GIVEN PROBLEM
Copy every line from the records below that holds the word "proposto".
— START OF EXTRACTED DATA —
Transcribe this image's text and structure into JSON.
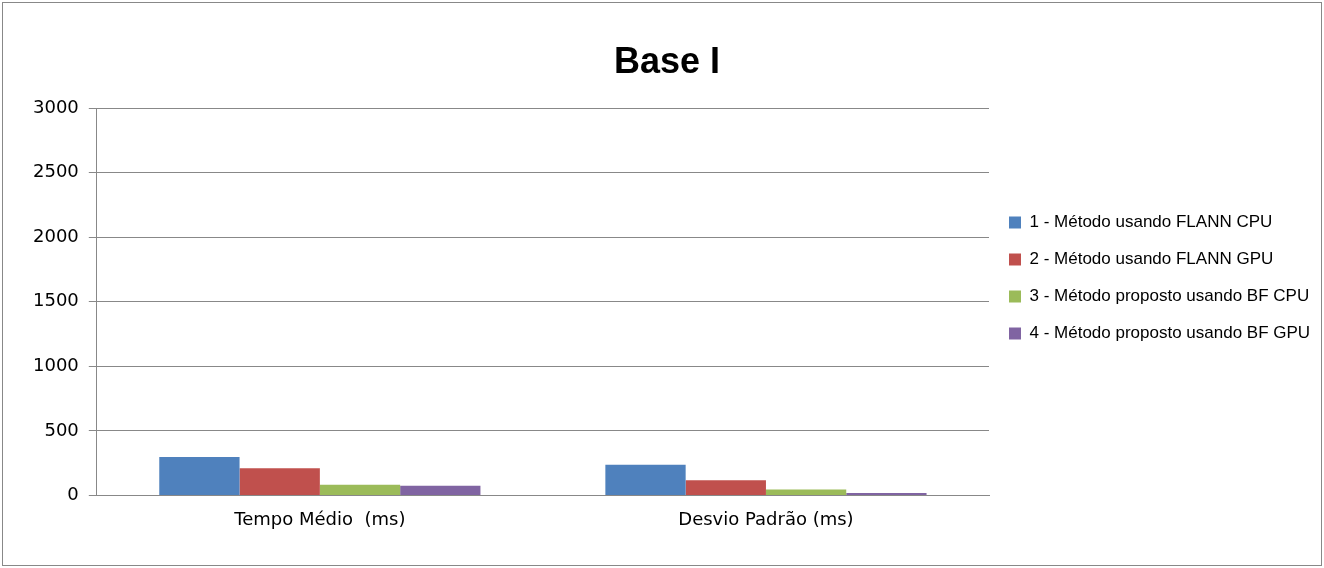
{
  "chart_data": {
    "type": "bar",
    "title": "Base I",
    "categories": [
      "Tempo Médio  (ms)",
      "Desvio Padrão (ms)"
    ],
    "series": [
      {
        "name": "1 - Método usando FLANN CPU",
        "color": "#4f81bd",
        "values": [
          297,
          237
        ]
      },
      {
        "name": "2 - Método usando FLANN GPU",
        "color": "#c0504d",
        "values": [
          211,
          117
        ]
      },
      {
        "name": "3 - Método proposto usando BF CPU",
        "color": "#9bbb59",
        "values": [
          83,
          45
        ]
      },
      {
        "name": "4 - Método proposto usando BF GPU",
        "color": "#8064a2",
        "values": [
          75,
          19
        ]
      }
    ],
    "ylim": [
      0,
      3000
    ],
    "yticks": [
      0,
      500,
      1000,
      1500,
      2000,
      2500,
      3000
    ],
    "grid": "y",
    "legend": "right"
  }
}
— END OF EXTRACTED DATA —
ANSWER IN FULL
        "name": "3 - Método proposto usando BF CPU",
        "name": "4 - Método proposto usando BF GPU",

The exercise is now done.